Set task> With the pictures left out, copy the listing below exactly.
* start Recorded data *
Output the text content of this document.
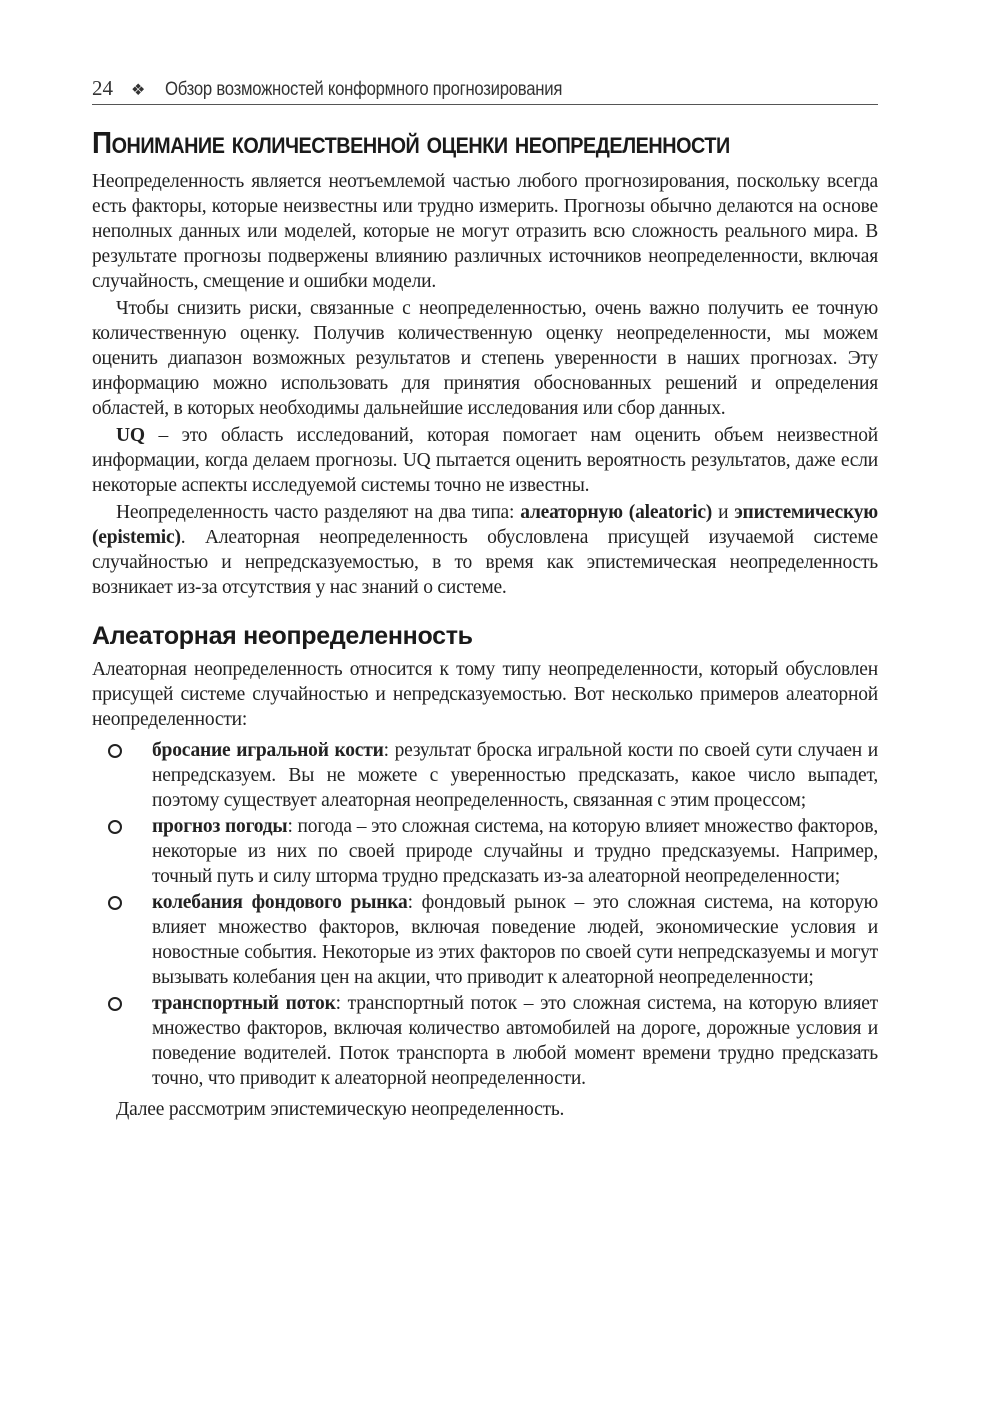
24 ❖ Обзор возможностей конформного прогнозирования
Понимание количественной оценки неопределенности

Неопределенность является неотъемлемой частью любого прогнозирования, поскольку всегда есть факторы, которые неизвестны или трудно измерить. Прогнозы обычно делаются на основе неполных данных или моделей, которые не могут отразить всю сложность реального мира. В результате прогнозы подвержены влиянию различных источников неопределенности, включая случайность, смещение и ошибки модели.

Чтобы снизить риски, связанные с неопределенностью, очень важно получить ее точную количественную оценку. Получив количественную оценку неопределенности, мы можем оценить диапазон возможных результатов и степень уверенности в наших прогнозах. Эту информацию можно использовать для принятия обоснованных решений и определения областей, в которых необходимы дальнейшие исследования или сбор данных.

UQ – это область исследований, которая помогает нам оценить объем неизвестной информации, когда делаем прогнозы. UQ пытается оценить вероятность результатов, даже если некоторые аспекты исследуемой системы точно не известны.

Неопределенность часто разделяют на два типа: алеаторную (aleatoric) и эпистемическую (epistemic). Алеаторная неопределенность обусловлена присущей изучаемой системе случайностью и непредсказуемостью, в то время как эпистемическая неопределенность возникает из-за отсутствия у нас знаний о системе.

Алеаторная неопределенность

Алеаторная неопределенность относится к тому типу неопределенности, который обусловлен присущей системе случайностью и непредсказуемостью. Вот несколько примеров алеаторной неопределенности:

бросание игральной кости: результат броска игральной кости по своей сути случаен и непредсказуем. Вы не можете с уверенностью предсказать, какое число выпадет, поэтому существует алеаторная неопределенность, связанная с этим процессом;
прогноз погоды: погода – это сложная система, на которую влияет множество факторов, некоторые из них по своей природе случайны и трудно предсказуемы. Например, точный путь и силу шторма трудно предсказать из-за алеаторной неопределенности;
колебания фондового рынка: фондовый рынок – это сложная система, на которую влияет множество факторов, включая поведение людей, экономические условия и новостные события. Некоторые из этих факторов по своей сути непредсказуемы и могут вызывать колебания цен на акции, что приводит к алеаторной неопределенности;
транспортный поток: транспортный поток – это сложная система, на которую влияет множество факторов, включая количество автомобилей на дороге, дорожные условия и поведение водителей. Поток транспорта в любой момент времени трудно предсказать точно, что приводит к алеаторной неопределенности.

Далее рассмотрим эпистемическую неопределенность.
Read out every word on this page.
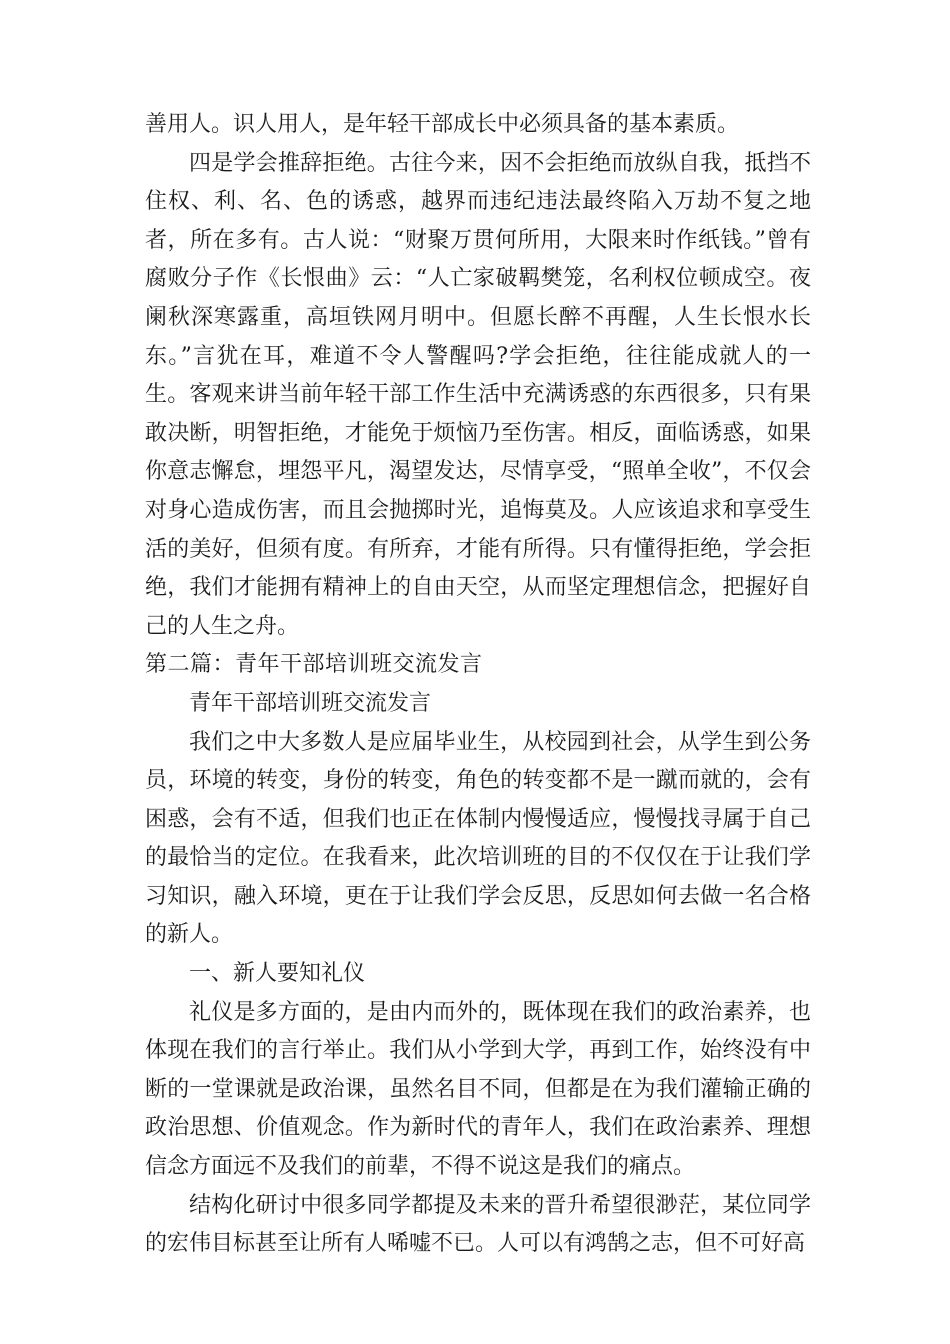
善用人。识人用人，是年轻干部成长中必须具备的基本素质。

四是学会推辞拒绝。古往今来，因不会拒绝而放纵自我，抵挡不住权、利、名、色的诱惑，越界而违纪违法最终陷入万劫不复之地者，所在多有。古人说：“财聚万贯何所用，大限来时作纸钱。”曾有腐败分子作《长恨曲》云：“人亡家破羁樊笼，名利权位顿成空。夜阑秋深寒露重，高垣铁网月明中。但愿长醉不再醒，人生长恨水长东。”言犹在耳，难道不令人警醒吗?学会拒绝，往往能成就人的一生。客观来讲当前年轻干部工作生活中充满诱惑的东西很多，只有果敢决断，明智拒绝，才能免于烦恼乃至伤害。相反，面临诱惑，如果你意志懈怠，埋怨平凡，渴望发达，尽情享受，“照单全收”，不仅会对身心造成伤害，而且会抛掷时光，追悔莫及。人应该追求和享受生活的美好，但须有度。有所弃，才能有所得。只有懂得拒绝，学会拒绝，我们才能拥有精神上的自由天空，从而坚定理想信念，把握好自己的人生之舟。

第二篇：青年干部培训班交流发言

青年干部培训班交流发言

我们之中大多数人是应届毕业生，从校园到社会，从学生到公务员，环境的转变，身份的转变，角色的转变都不是一蹴而就的，会有困惑，会有不适，但我们也正在体制内慢慢适应，慢慢找寻属于自己的最恰当的定位。在我看来，此次培训班的目的不仅仅在于让我们学习知识，融入环境，更在于让我们学会反思，反思如何去做一名合格的新人。

一、新人要知礼仪

礼仪是多方面的，是由内而外的，既体现在我们的政治素养，也体现在我们的言行举止。我们从小学到大学，再到工作，始终没有中断的一堂课就是政治课，虽然名目不同，但都是在为我们灌输正确的政治思想、价值观念。作为新时代的青年人，我们在政治素养、理想信念方面远不及我们的前辈，不得不说这是我们的痛点。

结构化研讨中很多同学都提及未来的晋升希望很渺茫，某位同学的宏伟目标甚至让所有人唏嘘不已。人可以有鸿鹄之志，但不可好高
* end Recorded data *
Answer to this problem>
Output the text content of this document.
24 ❖ Обзор возможностей конформного прогнозирования
Понимание количественной оценки неопределенности

Неопределенность является неотъемлемой частью любого прогнозирования, поскольку всегда есть факторы, которые неизвестны или трудно измерить. Прогнозы обычно делаются на основе неполных данных или моделей, которые не могут отразить всю сложность реального мира. В результате прогнозы подвержены влиянию различных источников неопределенности, включая случайность, смещение и ошибки модели.

Чтобы снизить риски, связанные с неопределенностью, очень важно получить ее точную количественную оценку. Получив количественную оценку неопределенности, мы можем оценить диапазон возможных результатов и степень уверенности в наших прогнозах. Эту информацию можно использовать для принятия обоснованных решений и определения областей, в которых необходимы дальнейшие исследования или сбор данных.

UQ – это область исследований, которая помогает нам оценить объем неизвестной информации, когда делаем прогнозы. UQ пытается оценить вероятность результатов, даже если некоторые аспекты исследуемой системы точно не известны.

Неопределенность часто разделяют на два типа: алеаторную (aleatoric) и эпистемическую (epistemic). Алеаторная неопределенность обусловлена присущей изучаемой системе случайностью и непредсказуемостью, в то время как эпистемическая неопределенность возникает из-за отсутствия у нас знаний о системе.

Алеаторная неопределенность

Алеаторная неопределенность относится к тому типу неопределенности, который обусловлен присущей системе случайностью и непредсказуемостью. Вот несколько примеров алеаторной неопределенности:

бросание игральной кости: результат броска игральной кости по своей сути случаен и непредсказуем. Вы не можете с уверенностью предсказать, какое число выпадет, поэтому существует алеаторная неопределенность, связанная с этим процессом;
прогноз погоды: погода – это сложная система, на которую влияет множество факторов, некоторые из них по своей природе случайны и трудно предсказуемы. Например, точный путь и силу шторма трудно предсказать из-за алеаторной неопределенности;
колебания фондового рынка: фондовый рынок – это сложная система, на которую влияет множество факторов, включая поведение людей, экономические условия и новостные события. Некоторые из этих факторов по своей сути непредсказуемы и могут вызывать колебания цен на акции, что приводит к алеаторной неопределенности;
транспортный поток: транспортный поток – это сложная система, на которую влияет множество факторов, включая количество автомобилей на дороге, дорожные условия и поведение водителей. Поток транспорта в любой момент времени трудно предсказать точно, что приводит к алеаторной неопределенности.

Далее рассмотрим эпистемическую неопределенность.
Read out every word on this page.
善用人。识人用人，是年轻干部成长中必须具备的基本素质。

四是学会推辞拒绝。古往今来，因不会拒绝而放纵自我，抵挡不住权、利、名、色的诱惑，越界而违纪违法最终陷入万劫不复之地者，所在多有。古人说：“财聚万贯何所用，大限来时作纸钱。”曾有腐败分子作《长恨曲》云：“人亡家破羁樊笼，名利权位顿成空。夜阑秋深寒露重，高垣铁网月明中。但愿长醉不再醒，人生长恨水长东。”言犹在耳，难道不令人警醒吗?学会拒绝，往往能成就人的一生。客观来讲当前年轻干部工作生活中充满诱惑的东西很多，只有果敢决断，明智拒绝，才能免于烦恼乃至伤害。相反，面临诱惑，如果你意志懈怠，埋怨平凡，渴望发达，尽情享受，“照单全收”，不仅会对身心造成伤害，而且会抛掷时光，追悔莫及。人应该追求和享受生活的美好，但须有度。有所弃，才能有所得。只有懂得拒绝，学会拒绝，我们才能拥有精神上的自由天空，从而坚定理想信念，把握好自己的人生之舟。

第二篇：青年干部培训班交流发言

青年干部培训班交流发言

我们之中大多数人是应届毕业生，从校园到社会，从学生到公务员，环境的转变，身份的转变，角色的转变都不是一蹴而就的，会有困惑，会有不适，但我们也正在体制内慢慢适应，慢慢找寻属于自己的最恰当的定位。在我看来，此次培训班的目的不仅仅在于让我们学习知识，融入环境，更在于让我们学会反思，反思如何去做一名合格的新人。

一、新人要知礼仪

礼仪是多方面的，是由内而外的，既体现在我们的政治素养，也体现在我们的言行举止。我们从小学到大学，再到工作，始终没有中断的一堂课就是政治课，虽然名目不同，但都是在为我们灌输正确的政治思想、价值观念。作为新时代的青年人，我们在政治素养、理想信念方面远不及我们的前辈，不得不说这是我们的痛点。

结构化研讨中很多同学都提及未来的晋升希望很渺茫，某位同学的宏伟目标甚至让所有人唏嘘不已。人可以有鸿鹄之志，但不可好高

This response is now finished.